►

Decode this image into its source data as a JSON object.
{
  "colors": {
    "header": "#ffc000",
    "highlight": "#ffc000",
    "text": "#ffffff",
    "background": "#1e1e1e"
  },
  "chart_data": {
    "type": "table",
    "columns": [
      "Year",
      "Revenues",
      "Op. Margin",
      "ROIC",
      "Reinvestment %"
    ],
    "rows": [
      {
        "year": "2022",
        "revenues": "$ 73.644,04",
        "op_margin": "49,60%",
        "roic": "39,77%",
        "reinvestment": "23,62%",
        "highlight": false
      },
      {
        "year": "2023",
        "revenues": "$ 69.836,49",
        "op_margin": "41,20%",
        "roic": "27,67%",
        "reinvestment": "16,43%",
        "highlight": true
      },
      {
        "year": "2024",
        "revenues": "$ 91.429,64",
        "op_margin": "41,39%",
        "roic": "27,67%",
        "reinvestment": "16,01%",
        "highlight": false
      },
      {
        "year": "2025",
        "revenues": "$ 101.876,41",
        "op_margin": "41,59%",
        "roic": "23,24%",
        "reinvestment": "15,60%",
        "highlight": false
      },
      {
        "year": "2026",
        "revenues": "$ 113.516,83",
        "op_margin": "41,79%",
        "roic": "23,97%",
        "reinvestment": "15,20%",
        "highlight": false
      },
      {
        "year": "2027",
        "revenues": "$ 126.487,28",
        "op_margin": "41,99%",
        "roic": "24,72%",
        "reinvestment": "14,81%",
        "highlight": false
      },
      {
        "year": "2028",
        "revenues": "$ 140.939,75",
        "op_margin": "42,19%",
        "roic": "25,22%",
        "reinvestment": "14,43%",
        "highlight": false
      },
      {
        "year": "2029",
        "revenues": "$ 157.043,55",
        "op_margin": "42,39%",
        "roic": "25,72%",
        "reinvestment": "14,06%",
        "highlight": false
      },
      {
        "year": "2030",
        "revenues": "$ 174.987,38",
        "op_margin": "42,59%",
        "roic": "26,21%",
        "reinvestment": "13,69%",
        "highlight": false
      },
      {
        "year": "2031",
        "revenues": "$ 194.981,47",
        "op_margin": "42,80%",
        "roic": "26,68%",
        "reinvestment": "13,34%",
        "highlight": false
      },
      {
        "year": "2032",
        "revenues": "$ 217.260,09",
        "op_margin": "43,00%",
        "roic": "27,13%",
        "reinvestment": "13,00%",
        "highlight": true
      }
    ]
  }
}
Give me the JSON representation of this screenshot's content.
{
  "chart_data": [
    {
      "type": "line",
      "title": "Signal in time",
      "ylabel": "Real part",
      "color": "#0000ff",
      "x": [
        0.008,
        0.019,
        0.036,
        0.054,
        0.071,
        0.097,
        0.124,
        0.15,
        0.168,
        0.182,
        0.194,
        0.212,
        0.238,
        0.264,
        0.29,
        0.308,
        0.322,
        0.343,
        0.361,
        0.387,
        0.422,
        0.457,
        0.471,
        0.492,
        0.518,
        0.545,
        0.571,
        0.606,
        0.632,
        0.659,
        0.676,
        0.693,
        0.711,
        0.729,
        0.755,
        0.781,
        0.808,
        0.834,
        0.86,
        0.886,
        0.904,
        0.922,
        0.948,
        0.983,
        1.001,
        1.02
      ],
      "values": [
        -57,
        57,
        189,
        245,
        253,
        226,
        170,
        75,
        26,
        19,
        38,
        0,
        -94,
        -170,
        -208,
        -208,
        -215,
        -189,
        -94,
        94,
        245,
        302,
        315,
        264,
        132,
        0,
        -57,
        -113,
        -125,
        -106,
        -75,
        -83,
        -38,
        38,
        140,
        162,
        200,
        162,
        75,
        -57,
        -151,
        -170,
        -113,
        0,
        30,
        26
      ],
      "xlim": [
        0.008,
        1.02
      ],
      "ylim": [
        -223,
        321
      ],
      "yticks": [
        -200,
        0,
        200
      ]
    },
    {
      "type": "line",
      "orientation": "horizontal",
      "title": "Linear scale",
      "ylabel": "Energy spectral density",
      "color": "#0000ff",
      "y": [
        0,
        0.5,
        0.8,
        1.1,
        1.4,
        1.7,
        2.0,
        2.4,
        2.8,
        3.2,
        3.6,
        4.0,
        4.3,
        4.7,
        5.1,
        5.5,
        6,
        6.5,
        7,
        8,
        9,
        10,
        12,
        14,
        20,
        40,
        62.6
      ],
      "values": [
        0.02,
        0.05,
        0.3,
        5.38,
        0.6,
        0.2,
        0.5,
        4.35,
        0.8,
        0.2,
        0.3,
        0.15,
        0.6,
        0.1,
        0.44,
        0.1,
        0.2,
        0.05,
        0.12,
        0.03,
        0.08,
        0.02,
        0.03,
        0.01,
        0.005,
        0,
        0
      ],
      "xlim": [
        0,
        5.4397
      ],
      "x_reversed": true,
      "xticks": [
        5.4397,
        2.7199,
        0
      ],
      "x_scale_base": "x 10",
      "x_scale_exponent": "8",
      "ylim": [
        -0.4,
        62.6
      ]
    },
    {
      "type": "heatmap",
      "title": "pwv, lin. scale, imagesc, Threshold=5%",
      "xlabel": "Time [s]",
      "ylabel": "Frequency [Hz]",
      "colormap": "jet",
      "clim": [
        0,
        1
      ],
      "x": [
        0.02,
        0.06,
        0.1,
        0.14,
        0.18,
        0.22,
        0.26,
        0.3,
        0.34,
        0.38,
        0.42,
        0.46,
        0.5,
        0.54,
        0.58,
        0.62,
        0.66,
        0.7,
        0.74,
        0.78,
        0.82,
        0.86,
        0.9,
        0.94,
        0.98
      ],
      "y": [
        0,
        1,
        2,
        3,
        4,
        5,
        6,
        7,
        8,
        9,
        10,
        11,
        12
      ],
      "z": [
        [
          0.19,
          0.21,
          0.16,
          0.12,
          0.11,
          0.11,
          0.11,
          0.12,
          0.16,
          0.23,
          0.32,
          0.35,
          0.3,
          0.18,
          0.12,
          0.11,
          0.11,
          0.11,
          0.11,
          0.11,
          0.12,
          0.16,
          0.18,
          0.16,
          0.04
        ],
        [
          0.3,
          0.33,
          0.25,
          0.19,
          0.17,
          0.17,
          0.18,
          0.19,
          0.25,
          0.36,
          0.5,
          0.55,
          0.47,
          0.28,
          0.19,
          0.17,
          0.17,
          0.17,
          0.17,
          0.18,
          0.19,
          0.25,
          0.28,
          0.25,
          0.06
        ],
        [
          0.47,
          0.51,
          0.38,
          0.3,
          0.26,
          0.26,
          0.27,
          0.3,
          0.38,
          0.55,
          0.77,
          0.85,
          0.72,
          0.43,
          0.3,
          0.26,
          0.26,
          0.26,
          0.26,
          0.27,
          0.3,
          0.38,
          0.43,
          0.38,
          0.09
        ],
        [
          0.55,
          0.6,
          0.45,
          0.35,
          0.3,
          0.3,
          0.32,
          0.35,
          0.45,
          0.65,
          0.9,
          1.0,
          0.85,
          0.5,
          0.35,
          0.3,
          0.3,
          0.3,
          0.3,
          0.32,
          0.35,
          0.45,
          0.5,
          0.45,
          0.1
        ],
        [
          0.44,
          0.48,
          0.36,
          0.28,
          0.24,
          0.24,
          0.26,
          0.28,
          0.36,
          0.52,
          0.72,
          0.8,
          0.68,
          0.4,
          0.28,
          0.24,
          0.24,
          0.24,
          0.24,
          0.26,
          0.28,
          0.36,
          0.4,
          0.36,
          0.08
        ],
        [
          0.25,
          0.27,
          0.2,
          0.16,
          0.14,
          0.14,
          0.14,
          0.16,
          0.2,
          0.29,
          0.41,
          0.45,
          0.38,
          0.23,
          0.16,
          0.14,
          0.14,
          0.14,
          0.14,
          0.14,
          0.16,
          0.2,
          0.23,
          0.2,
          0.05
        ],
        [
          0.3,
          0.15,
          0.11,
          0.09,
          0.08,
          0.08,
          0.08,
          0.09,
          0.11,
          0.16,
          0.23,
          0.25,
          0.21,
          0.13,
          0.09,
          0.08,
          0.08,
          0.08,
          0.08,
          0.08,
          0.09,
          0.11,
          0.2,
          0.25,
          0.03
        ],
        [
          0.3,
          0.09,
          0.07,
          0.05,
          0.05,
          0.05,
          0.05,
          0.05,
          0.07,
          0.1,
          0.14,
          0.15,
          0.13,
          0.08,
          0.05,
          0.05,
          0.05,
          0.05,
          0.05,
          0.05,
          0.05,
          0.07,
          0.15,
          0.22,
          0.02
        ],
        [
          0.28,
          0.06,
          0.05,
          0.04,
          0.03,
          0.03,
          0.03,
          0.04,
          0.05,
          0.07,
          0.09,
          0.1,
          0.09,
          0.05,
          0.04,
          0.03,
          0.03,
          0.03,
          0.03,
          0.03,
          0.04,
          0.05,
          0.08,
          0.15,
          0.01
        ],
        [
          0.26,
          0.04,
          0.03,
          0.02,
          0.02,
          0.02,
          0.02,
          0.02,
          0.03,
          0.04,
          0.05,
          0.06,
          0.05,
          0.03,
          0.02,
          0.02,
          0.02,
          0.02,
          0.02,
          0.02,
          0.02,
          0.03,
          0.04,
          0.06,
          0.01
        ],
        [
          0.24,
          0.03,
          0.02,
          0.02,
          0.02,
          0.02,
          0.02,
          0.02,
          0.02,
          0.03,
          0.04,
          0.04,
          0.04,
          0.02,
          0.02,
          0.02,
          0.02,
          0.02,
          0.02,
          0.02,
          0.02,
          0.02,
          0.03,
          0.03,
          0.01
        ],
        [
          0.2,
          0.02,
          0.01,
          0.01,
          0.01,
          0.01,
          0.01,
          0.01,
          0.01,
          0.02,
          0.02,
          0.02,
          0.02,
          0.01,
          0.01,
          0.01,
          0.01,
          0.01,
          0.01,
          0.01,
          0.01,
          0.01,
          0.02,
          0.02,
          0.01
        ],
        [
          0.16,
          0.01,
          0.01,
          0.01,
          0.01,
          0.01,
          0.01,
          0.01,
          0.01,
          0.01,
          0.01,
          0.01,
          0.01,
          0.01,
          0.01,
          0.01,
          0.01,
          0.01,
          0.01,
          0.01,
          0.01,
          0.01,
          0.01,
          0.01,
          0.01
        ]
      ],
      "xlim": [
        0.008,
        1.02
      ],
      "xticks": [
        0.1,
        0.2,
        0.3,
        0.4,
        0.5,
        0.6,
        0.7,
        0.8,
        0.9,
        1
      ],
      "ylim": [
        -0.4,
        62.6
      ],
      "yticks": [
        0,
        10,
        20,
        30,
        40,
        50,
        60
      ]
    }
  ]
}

◄

• EXERCISE DETAILS: Determine how many lines of this listing contain "ylabel", and give only the number.

• SOLVED PROBLEM: 3